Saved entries
## Begin
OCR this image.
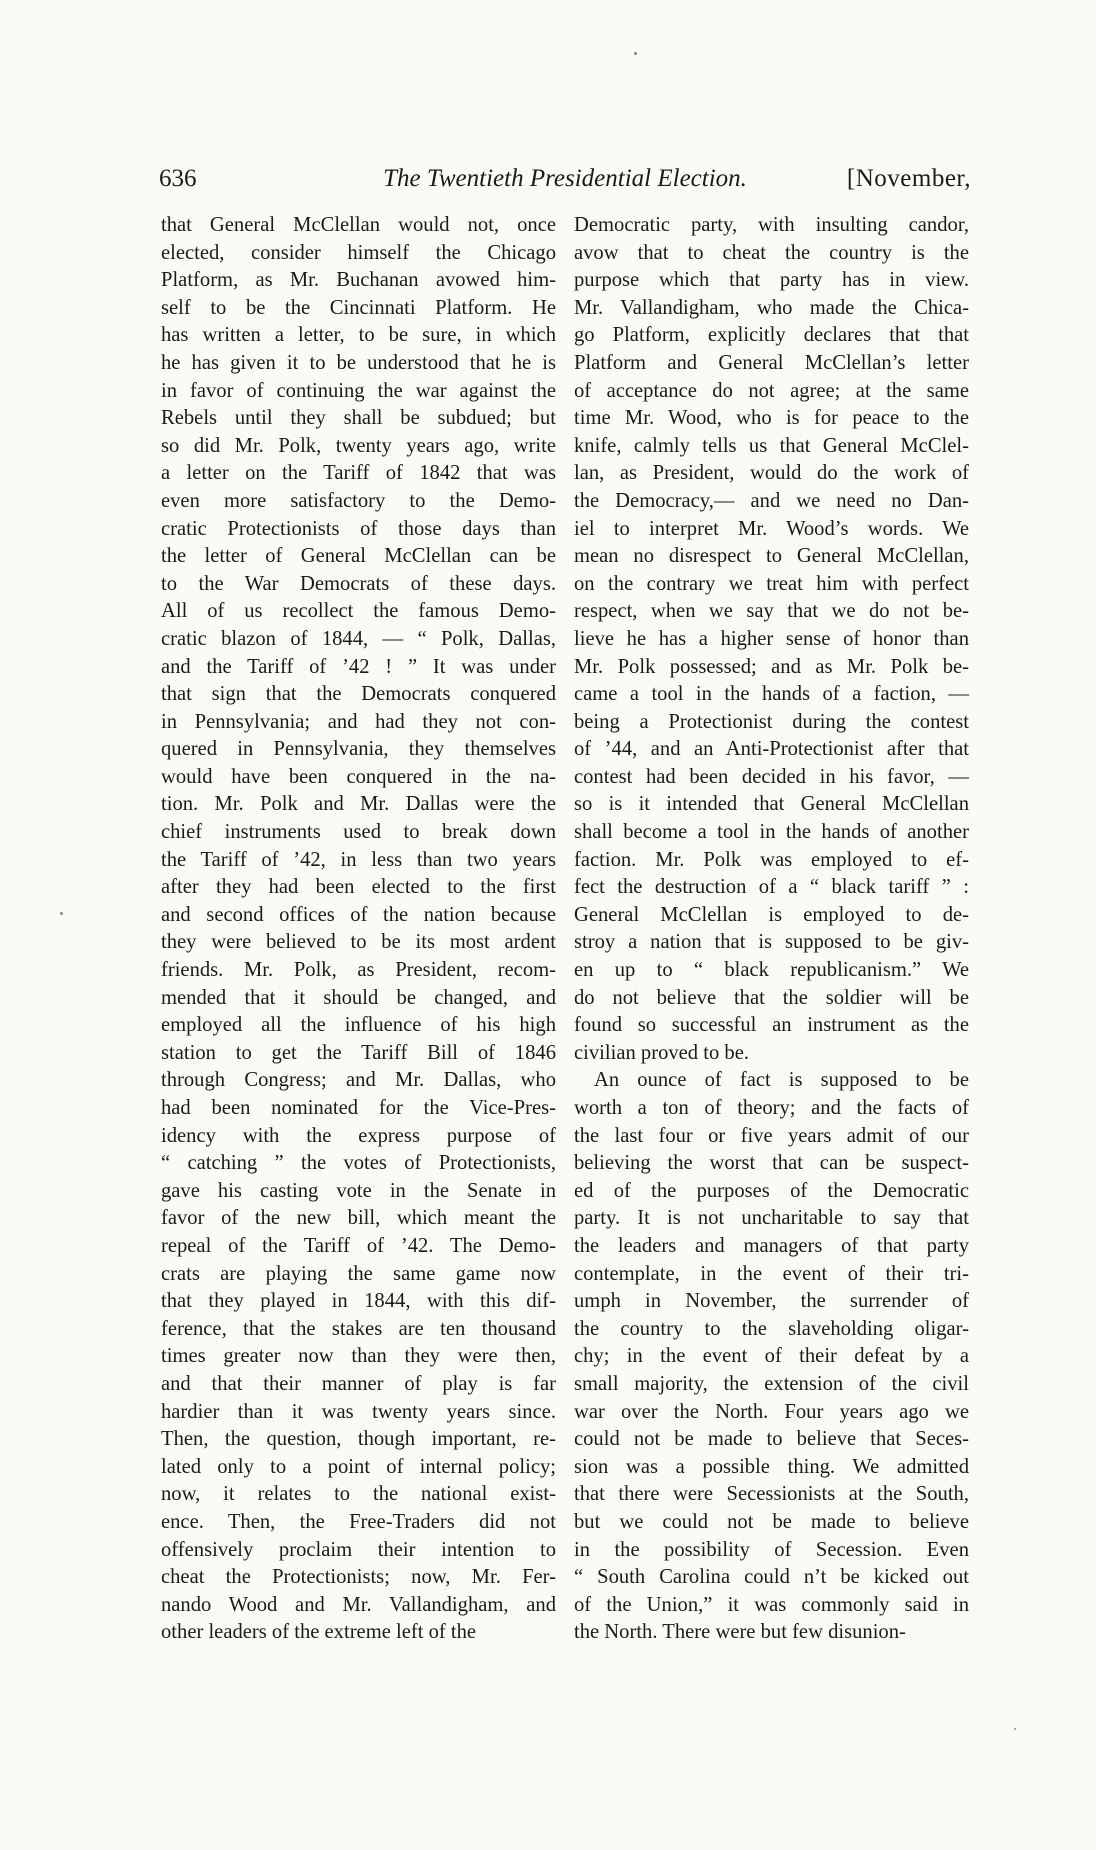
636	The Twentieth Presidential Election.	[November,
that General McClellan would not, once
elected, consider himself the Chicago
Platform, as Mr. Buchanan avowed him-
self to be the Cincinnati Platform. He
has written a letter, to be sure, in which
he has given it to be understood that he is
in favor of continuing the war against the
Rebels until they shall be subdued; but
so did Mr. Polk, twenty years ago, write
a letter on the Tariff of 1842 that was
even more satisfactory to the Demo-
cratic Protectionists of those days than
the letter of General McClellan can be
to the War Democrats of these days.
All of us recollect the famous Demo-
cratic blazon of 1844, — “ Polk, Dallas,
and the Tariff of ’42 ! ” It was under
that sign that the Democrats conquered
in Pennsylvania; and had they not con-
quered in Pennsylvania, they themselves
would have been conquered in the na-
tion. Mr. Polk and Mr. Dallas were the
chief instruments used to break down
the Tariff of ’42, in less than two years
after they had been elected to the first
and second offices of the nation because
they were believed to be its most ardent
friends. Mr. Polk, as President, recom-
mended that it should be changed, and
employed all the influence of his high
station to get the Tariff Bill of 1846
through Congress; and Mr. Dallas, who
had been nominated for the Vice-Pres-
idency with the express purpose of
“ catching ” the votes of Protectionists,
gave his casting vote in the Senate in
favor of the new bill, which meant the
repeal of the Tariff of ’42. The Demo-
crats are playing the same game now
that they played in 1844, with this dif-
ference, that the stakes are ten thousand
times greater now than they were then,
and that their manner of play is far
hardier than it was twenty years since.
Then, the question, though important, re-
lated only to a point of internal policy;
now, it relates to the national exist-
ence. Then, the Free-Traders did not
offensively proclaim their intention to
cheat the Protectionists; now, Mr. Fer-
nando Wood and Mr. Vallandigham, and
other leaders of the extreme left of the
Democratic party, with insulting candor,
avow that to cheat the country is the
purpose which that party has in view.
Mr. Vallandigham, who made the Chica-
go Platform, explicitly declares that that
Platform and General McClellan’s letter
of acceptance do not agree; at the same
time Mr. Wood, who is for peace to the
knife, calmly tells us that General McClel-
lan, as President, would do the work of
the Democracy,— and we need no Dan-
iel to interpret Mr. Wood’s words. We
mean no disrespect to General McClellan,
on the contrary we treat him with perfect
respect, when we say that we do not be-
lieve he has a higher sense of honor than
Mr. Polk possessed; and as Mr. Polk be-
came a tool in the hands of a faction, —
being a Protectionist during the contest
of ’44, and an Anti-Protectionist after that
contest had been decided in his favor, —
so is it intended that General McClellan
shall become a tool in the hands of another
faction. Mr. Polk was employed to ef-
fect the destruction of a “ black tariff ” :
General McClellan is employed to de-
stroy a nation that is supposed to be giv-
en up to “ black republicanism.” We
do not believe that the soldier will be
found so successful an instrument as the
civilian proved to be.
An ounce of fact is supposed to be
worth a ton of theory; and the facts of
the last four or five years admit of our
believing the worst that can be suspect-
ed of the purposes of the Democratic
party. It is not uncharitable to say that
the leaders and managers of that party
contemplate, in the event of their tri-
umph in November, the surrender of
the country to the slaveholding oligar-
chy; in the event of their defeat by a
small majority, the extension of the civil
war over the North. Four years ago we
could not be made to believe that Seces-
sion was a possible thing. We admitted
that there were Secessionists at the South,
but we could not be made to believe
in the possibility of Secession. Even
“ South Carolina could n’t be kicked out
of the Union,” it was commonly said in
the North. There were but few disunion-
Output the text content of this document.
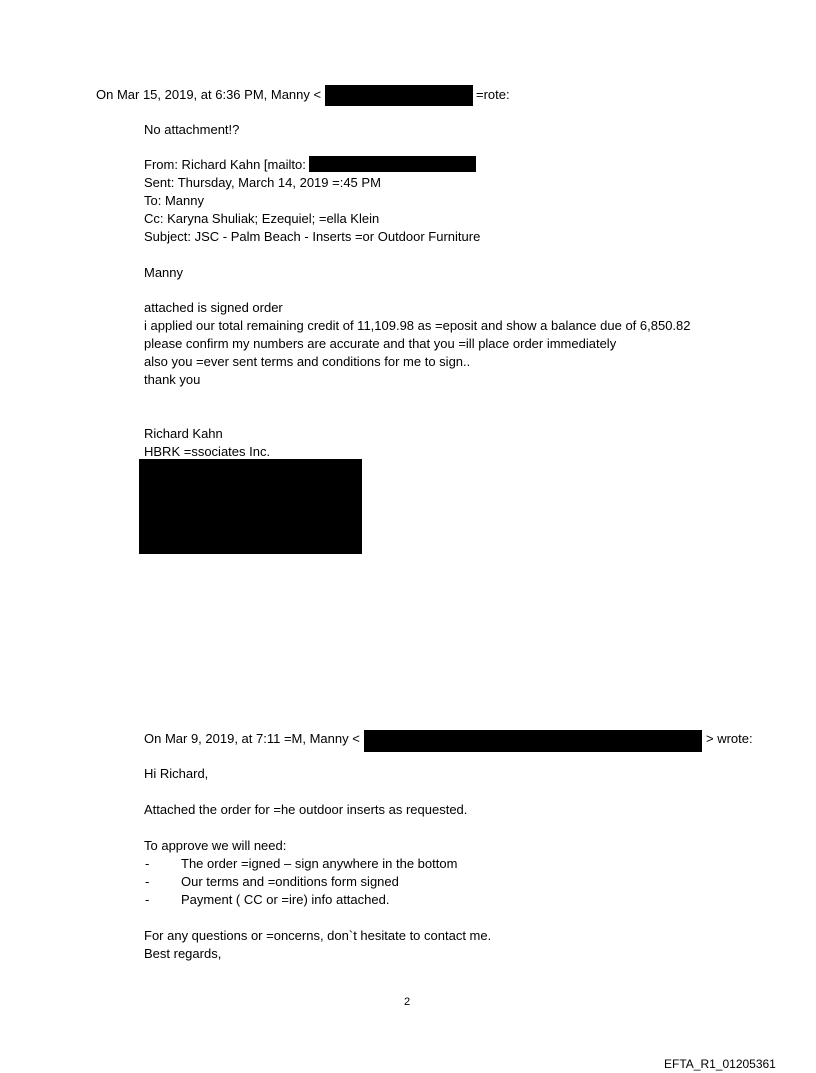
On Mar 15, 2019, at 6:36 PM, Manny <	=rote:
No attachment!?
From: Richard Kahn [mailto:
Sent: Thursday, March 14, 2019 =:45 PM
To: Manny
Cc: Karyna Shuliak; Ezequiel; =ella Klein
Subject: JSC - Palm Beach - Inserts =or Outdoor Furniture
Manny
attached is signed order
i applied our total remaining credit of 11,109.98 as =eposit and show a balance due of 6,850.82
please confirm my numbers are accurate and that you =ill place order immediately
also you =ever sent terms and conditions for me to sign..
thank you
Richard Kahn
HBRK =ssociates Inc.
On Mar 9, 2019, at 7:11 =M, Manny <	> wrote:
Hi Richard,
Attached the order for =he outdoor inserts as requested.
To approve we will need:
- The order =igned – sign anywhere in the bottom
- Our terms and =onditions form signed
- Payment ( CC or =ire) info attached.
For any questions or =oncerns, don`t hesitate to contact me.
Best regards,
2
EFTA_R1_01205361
## End
__Required task__:
Copy each line of the listing that contains the string "Democrats".

__Response to this task__:
to the War Democrats of these days.
that sign that the Democrats conquered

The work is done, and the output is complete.